§ **TEXT SEGMENT**:

----

- Partial poster
- Directed by: K. S. Mani
- Screenplay by: Ilangovan
- Starring: N. S. Krishnan T. A. Mathuram
- Cinematography: E. R. Goobbar
- Edited by: S. Surya
- Music by: N. S. Balakrishnan
- Production company: Pakshiraja Films
- Distributed by: Gemini Studios
- Release date: 15 March 1941;
- Country: India
- Language: Tamil

= Alibabavum 40 Thirudargalum (1941 film) =

1941 film by K. S. Mani

Alibabavum 40 Thirudargalum (read as "Alibabavum Narpadhu Thirudargalum"; ) is a 1941 Indian Tamil-language comedy film directed by K. S. Mani. The first Tamil film adaptation of the Arabian folk tale Ali Baba and the Forty Thieves, it stars N. S. Krishnan and T. A. Mathuram. The film was released on 15 March 1941, and was commercially unsuccessful. No print is known to survive, making it a lost film.

== Plot ==
In Baghdad, Cassim lives a wealthy but miserly lifestyle. At the instigation of his wife, he expels his mother and younger brother Ali Baba from the house. Ali Baba and his mother reside in penury in a small house. Cassim owns a crafty slave named Morgiana, who he lusts for, but she displays open contempt for him. Instead, she falls in love with Ali Baba.

One day, when Ali Baba and Morgiana are spending their time pleasantly together, Cassim suddenly appears, violently drives his brother away and advises Morgiana about her conduct. Ali Baba returns home and informs his mother all that happened. She sends him with his friend Kadar to his uncle's house.

----

Entries from a dataset
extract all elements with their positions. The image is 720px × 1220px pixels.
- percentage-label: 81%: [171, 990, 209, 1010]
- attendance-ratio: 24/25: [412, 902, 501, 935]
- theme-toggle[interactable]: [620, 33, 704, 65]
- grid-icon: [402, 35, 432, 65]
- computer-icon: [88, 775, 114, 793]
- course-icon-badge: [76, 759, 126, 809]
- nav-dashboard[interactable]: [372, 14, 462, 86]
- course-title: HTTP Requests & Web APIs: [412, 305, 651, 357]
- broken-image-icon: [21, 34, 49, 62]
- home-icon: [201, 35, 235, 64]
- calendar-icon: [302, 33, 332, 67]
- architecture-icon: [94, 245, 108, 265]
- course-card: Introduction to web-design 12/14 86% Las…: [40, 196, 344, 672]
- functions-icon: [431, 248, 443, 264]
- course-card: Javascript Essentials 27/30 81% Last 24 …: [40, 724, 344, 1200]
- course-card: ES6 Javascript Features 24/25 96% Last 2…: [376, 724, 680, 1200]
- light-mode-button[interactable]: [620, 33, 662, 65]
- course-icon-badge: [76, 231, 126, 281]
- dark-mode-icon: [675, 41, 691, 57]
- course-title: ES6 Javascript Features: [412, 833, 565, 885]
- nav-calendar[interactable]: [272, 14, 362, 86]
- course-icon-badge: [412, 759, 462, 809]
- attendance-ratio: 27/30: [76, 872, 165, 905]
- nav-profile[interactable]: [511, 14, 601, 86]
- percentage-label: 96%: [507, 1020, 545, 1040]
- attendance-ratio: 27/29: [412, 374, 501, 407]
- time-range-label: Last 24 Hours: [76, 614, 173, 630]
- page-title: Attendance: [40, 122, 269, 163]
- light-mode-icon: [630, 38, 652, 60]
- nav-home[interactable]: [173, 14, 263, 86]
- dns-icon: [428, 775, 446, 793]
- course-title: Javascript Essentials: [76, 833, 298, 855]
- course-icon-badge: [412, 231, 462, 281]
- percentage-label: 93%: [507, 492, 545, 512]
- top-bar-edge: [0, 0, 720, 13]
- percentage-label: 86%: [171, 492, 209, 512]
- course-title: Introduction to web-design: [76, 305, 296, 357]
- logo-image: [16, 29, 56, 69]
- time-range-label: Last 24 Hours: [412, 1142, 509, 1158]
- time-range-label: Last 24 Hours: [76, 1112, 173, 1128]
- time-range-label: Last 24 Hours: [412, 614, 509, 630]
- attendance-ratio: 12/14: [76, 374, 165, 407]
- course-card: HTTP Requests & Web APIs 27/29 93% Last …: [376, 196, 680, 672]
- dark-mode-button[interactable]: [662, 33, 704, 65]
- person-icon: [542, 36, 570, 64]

----

§ **CHECK YOUR UNDERSTANDING**:
1. Based on the film article, decide whether each statement is accurate: (a) the film was a commercial success; (b) Cassim drives his mother and Ali Baba out of the house at his wife's instigation; (c) Morgiana falls in love with Cassim. For each, give yes or no and quote the deciding words.
2. Write out the part of the film article starting with "Alibabavum 40 Thirudargalum (read" and going on through "with Ali Baba.".
These entries were drawn from a separate source.

§ **ANSWERS TO EACH TASK**:
1.
(a) No: "was commercially unsuccessful"
(b) Yes: "At the instigation of his wife, he expels his mother and younger brother Ali Baba from the house."
(c) No: "she displays open contempt for him. Instead, she falls in love with Ali Baba."

2.
Alibabavum 40 Thirudargalum (read as "Alibabavum Narpadhu Thirudargalum"; ) is a 1941 Indian Tamil-language comedy film directed by K. S. Mani. The first Tamil film adaptation of the Arabian folk tale Ali Baba and the Forty Thieves, it stars N. S. Krishnan and T. A. Mathuram. The film was released on 15 March 1941, and was commercially unsuccessful. No print is known to survive, making it a lost film.

== Plot ==
In Baghdad, Cassim lives a wealthy but miserly lifestyle. At the instigation of his wife, he expels his mother and younger brother Ali Baba from the house. Ali Baba and his mother reside in penury in a small house. Cassim owns a crafty slave named Morgiana, who he lusts for, but she displays open contempt for him. Instead, she falls in love with Ali Baba.